** start SUPPLIED MATERIAL **

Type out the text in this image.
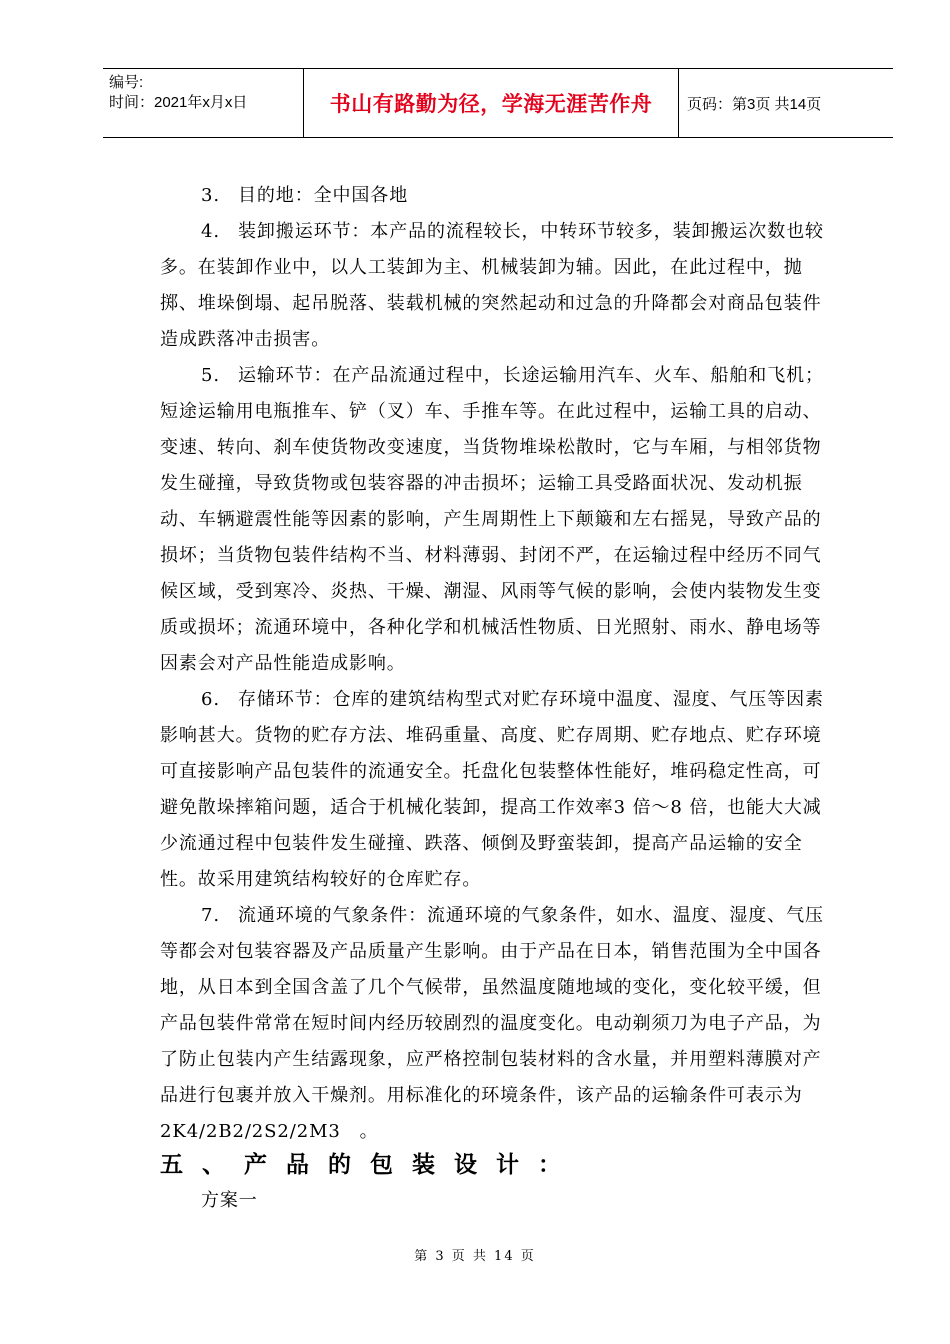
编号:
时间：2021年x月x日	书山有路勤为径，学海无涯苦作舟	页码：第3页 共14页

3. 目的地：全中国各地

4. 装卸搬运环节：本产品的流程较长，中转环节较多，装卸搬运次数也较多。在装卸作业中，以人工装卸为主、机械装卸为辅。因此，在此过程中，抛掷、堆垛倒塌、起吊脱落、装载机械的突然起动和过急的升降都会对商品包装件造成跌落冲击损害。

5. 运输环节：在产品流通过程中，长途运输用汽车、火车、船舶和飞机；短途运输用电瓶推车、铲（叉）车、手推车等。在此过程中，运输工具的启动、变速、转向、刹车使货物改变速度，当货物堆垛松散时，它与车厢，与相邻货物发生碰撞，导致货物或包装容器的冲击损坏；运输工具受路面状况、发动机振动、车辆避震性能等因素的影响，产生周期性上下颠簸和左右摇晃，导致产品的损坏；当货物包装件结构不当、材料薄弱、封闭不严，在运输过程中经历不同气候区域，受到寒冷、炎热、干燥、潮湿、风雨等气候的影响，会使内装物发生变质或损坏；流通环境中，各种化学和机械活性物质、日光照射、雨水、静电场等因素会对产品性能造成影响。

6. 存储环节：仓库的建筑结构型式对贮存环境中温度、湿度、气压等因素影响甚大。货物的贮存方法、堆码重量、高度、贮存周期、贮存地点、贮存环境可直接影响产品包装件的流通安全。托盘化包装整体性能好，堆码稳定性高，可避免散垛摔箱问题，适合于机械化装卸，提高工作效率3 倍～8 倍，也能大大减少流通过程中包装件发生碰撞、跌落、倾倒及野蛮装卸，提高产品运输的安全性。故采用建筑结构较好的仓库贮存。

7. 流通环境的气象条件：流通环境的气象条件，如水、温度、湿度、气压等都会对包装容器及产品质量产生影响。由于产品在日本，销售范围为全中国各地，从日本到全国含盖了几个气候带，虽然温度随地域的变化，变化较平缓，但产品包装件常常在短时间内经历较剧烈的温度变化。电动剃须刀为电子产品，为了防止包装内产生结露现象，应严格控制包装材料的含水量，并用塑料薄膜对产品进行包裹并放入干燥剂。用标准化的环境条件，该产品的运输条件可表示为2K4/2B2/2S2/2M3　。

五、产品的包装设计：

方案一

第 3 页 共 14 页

** end SUPPLIED MATERIAL **

Return the listing above word for word, with the pictures removed.

Type out the text in this image.
编号:
时间：2021年x月x日	书山有路勤为径，学海无涯苦作舟	页码：第3页 共14页

3. 目的地：全中国各地

4. 装卸搬运环节：本产品的流程较长，中转环节较多，装卸搬运次数也较多。在装卸作业中，以人工装卸为主、机械装卸为辅。因此，在此过程中，抛掷、堆垛倒塌、起吊脱落、装载机械的突然起动和过急的升降都会对商品包装件造成跌落冲击损害。

5. 运输环节：在产品流通过程中，长途运输用汽车、火车、船舶和飞机；短途运输用电瓶推车、铲（叉）车、手推车等。在此过程中，运输工具的启动、变速、转向、刹车使货物改变速度，当货物堆垛松散时，它与车厢，与相邻货物发生碰撞，导致货物或包装容器的冲击损坏；运输工具受路面状况、发动机振动、车辆避震性能等因素的影响，产生周期性上下颠簸和左右摇晃，导致产品的损坏；当货物包装件结构不当、材料薄弱、封闭不严，在运输过程中经历不同气候区域，受到寒冷、炎热、干燥、潮湿、风雨等气候的影响，会使内装物发生变质或损坏；流通环境中，各种化学和机械活性物质、日光照射、雨水、静电场等因素会对产品性能造成影响。

6. 存储环节：仓库的建筑结构型式对贮存环境中温度、湿度、气压等因素影响甚大。货物的贮存方法、堆码重量、高度、贮存周期、贮存地点、贮存环境可直接影响产品包装件的流通安全。托盘化包装整体性能好，堆码稳定性高，可避免散垛摔箱问题，适合于机械化装卸，提高工作效率3 倍～8 倍，也能大大减少流通过程中包装件发生碰撞、跌落、倾倒及野蛮装卸，提高产品运输的安全性。故采用建筑结构较好的仓库贮存。

7. 流通环境的气象条件：流通环境的气象条件，如水、温度、湿度、气压等都会对包装容器及产品质量产生影响。由于产品在日本，销售范围为全中国各地，从日本到全国含盖了几个气候带，虽然温度随地域的变化，变化较平缓，但产品包装件常常在短时间内经历较剧烈的温度变化。电动剃须刀为电子产品，为了防止包装内产生结露现象，应严格控制包装材料的含水量，并用塑料薄膜对产品进行包裹并放入干燥剂。用标准化的环境条件，该产品的运输条件可表示为2K4/2B2/2S2/2M3　。

五、产品的包装设计：

方案一

第 3 页 共 14 页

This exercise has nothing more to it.